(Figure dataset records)
>> Start

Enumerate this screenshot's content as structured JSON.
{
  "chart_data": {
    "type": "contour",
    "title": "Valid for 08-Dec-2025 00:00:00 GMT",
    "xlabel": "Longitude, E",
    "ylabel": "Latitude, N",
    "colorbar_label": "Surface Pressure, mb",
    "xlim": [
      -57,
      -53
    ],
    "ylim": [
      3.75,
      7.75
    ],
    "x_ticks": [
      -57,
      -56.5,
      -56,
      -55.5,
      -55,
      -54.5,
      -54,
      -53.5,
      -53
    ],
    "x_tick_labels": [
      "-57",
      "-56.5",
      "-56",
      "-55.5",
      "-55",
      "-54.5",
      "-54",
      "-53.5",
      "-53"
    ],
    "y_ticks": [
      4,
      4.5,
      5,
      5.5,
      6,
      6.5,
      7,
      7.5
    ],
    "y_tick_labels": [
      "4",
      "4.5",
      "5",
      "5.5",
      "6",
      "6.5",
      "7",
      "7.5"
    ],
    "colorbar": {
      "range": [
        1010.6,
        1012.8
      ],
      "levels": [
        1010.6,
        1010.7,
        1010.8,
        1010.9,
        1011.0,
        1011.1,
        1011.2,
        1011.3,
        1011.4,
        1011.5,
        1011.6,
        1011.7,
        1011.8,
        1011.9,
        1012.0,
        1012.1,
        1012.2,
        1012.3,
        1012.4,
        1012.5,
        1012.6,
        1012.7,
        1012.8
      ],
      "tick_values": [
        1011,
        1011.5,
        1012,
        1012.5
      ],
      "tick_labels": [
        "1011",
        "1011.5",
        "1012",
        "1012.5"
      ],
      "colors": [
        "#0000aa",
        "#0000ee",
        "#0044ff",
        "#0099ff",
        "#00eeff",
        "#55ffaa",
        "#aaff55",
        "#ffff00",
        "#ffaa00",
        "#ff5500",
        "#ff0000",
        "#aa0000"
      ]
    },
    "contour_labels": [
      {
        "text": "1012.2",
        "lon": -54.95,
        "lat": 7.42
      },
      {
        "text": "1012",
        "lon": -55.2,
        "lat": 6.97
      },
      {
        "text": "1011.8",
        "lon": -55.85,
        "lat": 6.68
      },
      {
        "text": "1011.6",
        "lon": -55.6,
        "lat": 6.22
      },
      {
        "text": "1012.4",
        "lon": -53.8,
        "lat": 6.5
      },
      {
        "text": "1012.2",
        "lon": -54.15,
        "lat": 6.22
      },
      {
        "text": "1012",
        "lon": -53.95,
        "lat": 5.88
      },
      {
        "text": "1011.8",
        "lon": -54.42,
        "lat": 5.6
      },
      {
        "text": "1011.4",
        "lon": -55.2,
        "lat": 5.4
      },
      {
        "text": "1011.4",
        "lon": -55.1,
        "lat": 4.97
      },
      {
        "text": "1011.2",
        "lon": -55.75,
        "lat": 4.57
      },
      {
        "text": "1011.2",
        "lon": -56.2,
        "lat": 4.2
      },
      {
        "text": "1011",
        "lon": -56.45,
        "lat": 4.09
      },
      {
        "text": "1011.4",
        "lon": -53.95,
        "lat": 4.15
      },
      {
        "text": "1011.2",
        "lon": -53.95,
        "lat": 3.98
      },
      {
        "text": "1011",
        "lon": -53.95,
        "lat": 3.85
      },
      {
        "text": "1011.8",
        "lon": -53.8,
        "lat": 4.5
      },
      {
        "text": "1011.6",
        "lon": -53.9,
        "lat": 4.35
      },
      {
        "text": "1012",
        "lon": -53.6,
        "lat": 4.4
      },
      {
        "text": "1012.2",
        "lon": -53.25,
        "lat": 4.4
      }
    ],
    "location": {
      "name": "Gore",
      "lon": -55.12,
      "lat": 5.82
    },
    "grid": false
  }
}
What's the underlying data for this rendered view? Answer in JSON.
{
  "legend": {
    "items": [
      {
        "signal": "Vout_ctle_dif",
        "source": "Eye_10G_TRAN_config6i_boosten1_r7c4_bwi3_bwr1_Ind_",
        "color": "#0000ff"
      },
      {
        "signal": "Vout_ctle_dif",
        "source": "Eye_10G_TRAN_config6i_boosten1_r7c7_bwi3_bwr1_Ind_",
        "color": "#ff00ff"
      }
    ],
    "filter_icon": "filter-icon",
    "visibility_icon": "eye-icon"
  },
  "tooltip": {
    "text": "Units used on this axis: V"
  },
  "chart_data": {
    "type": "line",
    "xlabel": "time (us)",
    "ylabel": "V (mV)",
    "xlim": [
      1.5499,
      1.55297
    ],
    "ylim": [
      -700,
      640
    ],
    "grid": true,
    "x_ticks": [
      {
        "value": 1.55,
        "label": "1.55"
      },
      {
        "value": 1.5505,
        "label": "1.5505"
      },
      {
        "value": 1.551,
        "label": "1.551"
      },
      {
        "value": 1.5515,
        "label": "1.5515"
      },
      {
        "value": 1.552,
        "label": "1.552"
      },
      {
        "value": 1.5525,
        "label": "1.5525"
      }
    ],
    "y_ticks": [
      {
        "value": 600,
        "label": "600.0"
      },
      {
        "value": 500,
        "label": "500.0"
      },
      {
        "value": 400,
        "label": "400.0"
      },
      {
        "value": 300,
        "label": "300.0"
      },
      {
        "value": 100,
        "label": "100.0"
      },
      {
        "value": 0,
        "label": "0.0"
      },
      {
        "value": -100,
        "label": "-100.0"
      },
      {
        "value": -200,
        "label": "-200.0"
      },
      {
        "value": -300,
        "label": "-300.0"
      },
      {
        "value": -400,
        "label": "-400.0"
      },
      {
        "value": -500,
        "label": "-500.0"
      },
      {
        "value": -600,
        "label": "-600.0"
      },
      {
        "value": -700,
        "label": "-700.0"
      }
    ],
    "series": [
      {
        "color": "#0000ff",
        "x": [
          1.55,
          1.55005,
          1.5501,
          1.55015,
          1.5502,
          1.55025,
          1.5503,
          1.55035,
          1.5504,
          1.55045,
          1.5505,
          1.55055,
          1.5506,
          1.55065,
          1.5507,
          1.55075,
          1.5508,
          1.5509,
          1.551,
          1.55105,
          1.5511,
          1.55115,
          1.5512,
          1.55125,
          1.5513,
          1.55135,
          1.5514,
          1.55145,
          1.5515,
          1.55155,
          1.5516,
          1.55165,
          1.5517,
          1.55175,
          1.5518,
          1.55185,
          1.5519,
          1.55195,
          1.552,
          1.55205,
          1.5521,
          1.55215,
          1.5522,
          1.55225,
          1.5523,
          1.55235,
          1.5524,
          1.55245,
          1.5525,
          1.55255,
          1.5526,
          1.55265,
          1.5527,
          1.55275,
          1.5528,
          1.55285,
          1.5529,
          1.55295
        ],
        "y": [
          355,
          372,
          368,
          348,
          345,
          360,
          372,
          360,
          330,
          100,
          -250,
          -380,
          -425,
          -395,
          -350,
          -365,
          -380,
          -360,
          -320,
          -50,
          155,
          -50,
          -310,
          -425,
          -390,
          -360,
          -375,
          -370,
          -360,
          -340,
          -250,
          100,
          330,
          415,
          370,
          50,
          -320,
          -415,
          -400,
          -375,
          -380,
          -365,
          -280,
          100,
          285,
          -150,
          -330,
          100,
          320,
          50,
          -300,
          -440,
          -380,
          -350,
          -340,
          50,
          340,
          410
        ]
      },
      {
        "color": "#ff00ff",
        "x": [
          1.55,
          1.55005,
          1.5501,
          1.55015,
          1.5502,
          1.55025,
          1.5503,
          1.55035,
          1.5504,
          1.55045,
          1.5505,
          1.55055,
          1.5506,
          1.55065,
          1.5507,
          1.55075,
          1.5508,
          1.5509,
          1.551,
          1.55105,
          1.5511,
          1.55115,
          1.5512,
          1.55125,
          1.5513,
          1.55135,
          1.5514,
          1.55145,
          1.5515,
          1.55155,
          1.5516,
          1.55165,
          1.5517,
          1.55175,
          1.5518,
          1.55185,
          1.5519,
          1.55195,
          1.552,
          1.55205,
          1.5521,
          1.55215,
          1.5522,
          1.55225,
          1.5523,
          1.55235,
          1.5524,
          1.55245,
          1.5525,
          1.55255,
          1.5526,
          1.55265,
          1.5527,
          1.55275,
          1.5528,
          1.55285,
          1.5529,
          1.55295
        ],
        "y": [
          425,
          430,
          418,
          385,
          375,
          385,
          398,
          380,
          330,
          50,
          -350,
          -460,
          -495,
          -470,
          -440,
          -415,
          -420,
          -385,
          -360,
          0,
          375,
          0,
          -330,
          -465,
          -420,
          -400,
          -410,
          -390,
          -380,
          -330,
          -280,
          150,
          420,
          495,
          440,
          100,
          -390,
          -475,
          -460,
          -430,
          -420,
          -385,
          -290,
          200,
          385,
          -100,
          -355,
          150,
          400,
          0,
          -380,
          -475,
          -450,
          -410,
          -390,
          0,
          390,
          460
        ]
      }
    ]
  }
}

>> End

Required work: Work out how many lines of the listing above include "icon". Answer with the number and nothing more.

Expected answer: 2